===== Stored data =====
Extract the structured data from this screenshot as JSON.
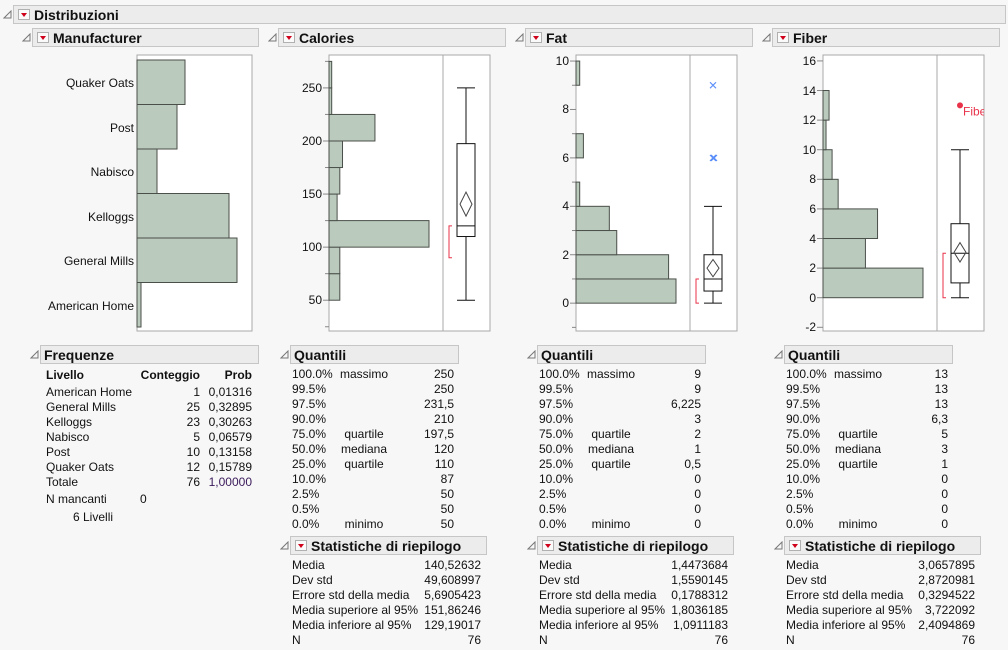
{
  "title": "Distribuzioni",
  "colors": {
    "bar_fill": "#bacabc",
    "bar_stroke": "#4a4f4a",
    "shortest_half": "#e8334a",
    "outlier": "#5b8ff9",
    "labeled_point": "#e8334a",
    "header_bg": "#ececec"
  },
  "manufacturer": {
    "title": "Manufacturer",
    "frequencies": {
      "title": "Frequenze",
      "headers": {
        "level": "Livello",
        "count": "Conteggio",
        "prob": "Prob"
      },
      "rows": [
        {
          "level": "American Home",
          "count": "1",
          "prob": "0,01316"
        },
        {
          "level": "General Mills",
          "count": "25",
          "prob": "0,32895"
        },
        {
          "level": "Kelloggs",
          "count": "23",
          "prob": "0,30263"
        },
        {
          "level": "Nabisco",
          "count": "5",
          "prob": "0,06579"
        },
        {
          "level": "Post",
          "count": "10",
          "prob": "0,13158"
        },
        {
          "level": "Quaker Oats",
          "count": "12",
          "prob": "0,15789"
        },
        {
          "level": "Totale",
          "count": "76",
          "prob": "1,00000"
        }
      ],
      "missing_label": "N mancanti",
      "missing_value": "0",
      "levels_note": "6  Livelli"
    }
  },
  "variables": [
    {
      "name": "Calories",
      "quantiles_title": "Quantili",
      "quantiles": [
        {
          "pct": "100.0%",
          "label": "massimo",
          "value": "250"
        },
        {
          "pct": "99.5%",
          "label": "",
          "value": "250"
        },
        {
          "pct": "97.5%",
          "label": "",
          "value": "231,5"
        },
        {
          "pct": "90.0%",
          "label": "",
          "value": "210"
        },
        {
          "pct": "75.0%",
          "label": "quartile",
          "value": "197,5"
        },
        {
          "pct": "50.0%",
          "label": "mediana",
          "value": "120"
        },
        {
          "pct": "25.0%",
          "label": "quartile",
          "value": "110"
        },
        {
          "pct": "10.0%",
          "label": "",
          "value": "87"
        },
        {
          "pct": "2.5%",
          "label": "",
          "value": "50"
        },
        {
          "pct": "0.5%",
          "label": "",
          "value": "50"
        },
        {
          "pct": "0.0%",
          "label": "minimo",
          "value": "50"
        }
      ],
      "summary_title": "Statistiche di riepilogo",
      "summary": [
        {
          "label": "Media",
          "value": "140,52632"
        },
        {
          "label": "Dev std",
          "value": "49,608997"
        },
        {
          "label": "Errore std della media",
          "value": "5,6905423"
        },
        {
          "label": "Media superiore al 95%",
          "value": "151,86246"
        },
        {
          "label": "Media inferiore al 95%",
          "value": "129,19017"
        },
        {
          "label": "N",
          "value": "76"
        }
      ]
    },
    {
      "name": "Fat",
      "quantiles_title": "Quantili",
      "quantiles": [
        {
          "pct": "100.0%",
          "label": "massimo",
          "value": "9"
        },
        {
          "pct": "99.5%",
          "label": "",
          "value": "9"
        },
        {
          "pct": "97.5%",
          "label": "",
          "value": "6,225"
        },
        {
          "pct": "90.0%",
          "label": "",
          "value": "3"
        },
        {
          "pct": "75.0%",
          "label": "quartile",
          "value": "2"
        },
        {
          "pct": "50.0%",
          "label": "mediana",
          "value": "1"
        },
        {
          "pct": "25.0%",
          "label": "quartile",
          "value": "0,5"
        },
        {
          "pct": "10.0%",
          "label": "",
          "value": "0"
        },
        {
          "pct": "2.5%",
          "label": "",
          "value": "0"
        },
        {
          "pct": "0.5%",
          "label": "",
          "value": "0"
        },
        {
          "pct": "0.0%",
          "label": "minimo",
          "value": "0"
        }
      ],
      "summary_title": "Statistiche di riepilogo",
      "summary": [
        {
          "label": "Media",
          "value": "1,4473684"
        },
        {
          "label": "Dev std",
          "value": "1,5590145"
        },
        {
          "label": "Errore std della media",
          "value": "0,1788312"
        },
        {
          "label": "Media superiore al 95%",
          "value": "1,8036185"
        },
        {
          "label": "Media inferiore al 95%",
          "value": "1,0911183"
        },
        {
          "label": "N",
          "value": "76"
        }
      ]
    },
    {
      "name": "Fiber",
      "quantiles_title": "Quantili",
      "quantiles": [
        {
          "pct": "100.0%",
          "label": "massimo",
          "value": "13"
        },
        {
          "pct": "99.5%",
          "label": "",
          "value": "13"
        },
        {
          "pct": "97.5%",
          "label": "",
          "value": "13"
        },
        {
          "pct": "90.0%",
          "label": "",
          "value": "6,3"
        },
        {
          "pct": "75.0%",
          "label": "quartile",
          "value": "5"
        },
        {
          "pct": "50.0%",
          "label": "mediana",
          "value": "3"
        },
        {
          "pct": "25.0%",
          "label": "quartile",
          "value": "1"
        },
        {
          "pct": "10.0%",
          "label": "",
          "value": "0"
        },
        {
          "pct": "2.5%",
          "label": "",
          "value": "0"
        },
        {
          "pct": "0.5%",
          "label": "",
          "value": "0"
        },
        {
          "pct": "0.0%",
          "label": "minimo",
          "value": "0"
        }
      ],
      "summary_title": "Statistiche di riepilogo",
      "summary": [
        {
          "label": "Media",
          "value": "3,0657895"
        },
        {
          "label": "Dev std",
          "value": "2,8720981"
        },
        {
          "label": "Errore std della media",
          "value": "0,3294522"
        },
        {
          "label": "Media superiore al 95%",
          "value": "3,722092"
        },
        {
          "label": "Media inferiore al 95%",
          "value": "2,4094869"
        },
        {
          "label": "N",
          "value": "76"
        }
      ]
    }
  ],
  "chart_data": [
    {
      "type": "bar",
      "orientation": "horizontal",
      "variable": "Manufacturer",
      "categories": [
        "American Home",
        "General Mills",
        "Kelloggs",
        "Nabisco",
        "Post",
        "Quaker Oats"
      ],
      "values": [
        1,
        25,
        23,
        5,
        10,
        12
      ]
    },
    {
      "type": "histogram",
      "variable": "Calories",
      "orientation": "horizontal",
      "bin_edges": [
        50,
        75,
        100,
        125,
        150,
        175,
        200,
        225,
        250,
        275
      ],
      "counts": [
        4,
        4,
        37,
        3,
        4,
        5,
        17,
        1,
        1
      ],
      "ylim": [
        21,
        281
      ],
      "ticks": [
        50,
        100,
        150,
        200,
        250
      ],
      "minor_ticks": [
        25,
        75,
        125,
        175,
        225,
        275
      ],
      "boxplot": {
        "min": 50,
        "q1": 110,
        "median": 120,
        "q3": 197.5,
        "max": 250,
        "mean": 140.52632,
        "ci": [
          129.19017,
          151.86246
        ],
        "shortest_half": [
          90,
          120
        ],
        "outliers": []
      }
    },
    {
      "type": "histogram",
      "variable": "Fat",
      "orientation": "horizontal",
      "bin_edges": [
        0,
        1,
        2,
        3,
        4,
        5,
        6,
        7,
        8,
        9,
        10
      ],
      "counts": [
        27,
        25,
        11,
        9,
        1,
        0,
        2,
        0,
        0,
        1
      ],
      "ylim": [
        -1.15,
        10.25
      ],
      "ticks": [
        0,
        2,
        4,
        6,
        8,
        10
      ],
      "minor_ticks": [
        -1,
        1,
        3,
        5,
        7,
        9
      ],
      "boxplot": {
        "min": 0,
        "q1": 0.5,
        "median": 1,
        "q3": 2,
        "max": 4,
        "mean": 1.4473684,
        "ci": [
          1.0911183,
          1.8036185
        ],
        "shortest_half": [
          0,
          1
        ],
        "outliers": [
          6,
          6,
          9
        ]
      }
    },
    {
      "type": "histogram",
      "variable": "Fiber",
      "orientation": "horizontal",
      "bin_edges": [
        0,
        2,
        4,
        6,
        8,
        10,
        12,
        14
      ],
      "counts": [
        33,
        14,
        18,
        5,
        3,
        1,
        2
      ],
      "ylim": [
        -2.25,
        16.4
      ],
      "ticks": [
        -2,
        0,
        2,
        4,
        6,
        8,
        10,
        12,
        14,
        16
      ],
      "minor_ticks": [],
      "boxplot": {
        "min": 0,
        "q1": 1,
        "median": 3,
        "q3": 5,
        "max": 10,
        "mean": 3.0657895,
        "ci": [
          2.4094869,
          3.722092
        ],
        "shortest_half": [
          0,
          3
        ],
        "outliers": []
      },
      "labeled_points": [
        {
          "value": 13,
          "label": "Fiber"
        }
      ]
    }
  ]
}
=====
===== Stored data =====
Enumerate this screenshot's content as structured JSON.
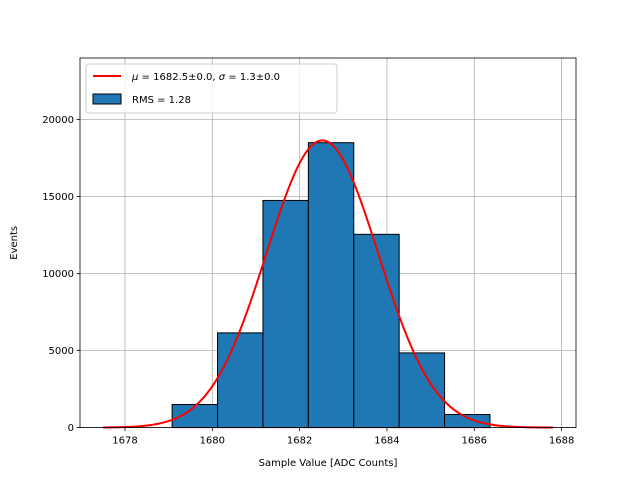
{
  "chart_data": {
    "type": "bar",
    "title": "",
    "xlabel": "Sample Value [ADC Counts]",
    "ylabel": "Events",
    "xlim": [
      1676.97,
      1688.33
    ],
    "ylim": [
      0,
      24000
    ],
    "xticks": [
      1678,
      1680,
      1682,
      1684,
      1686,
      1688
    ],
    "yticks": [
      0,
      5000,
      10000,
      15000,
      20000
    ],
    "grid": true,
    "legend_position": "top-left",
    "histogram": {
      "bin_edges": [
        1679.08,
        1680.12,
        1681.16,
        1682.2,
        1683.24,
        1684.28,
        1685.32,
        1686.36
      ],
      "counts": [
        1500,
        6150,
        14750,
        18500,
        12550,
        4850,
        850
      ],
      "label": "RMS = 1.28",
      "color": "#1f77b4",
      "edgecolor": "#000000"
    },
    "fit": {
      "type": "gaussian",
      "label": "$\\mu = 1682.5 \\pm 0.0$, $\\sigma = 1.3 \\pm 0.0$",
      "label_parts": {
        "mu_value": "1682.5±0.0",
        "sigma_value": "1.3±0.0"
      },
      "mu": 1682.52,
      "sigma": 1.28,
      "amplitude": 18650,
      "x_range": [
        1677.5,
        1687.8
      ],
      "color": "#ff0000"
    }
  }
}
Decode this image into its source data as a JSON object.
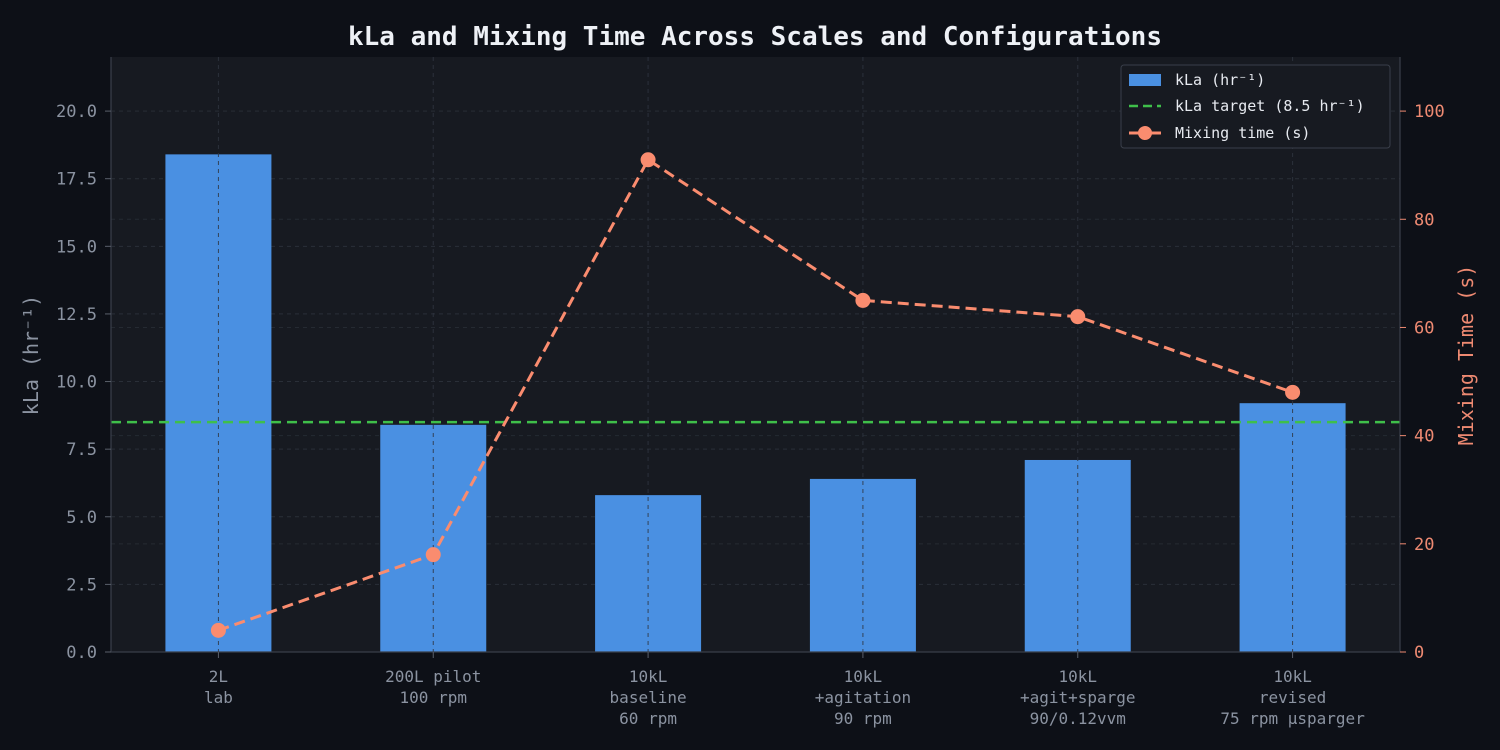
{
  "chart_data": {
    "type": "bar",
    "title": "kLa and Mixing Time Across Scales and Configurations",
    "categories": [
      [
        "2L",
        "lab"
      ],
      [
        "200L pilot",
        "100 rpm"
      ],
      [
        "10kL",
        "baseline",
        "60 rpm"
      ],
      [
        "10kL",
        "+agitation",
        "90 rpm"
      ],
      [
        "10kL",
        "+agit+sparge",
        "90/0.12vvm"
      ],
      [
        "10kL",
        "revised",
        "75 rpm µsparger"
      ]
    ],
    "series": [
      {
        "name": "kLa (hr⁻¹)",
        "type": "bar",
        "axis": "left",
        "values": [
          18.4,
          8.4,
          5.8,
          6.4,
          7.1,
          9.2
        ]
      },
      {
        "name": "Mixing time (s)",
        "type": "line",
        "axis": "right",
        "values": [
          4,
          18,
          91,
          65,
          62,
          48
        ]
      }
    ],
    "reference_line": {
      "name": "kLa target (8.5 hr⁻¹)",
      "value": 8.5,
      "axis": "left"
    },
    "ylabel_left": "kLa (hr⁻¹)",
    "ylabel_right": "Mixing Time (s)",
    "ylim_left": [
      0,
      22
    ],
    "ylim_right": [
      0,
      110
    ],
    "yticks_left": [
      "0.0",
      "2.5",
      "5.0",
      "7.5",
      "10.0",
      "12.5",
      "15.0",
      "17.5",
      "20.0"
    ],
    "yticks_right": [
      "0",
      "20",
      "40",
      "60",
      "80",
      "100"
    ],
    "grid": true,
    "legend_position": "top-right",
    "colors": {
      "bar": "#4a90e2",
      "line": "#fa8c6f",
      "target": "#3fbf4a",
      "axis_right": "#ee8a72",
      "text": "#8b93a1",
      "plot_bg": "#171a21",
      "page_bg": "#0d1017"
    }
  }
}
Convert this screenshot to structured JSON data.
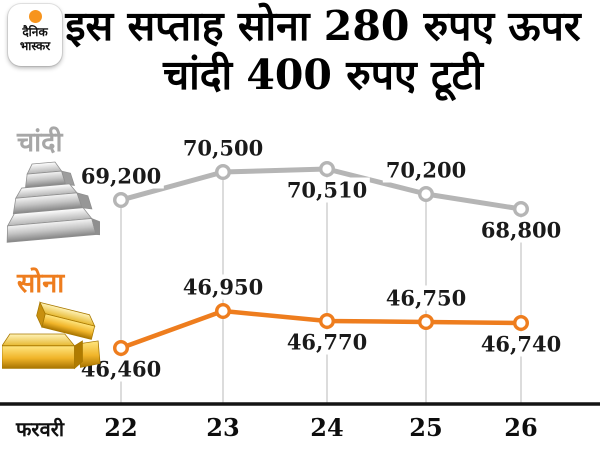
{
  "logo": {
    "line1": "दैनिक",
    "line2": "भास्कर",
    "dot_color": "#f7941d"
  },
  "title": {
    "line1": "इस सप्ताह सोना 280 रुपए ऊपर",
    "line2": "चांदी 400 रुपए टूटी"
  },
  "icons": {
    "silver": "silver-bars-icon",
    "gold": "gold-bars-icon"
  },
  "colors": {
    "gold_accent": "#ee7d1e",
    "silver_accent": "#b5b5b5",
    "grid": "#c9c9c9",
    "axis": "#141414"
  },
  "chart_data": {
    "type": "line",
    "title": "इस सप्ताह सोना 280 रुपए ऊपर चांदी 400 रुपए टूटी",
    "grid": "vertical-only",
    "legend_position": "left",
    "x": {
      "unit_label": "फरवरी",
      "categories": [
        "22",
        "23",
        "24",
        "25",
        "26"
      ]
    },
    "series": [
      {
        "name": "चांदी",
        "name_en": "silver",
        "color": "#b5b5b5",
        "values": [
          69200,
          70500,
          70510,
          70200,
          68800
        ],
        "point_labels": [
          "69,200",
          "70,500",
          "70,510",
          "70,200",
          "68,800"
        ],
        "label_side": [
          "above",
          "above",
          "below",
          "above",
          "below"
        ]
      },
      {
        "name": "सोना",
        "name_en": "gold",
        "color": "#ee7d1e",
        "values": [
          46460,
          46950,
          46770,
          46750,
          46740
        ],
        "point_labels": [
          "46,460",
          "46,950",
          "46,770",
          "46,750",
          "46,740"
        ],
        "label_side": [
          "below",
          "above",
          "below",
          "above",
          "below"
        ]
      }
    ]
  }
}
=====
Exercise requirements:
Each line that holds the word "structured" is to be copied.

Complete response:
Extract the structured data from this screenshot as JSON.
Enumerate this screenshot's content as structured JSON.
Convert this screenshot to structured JSON data.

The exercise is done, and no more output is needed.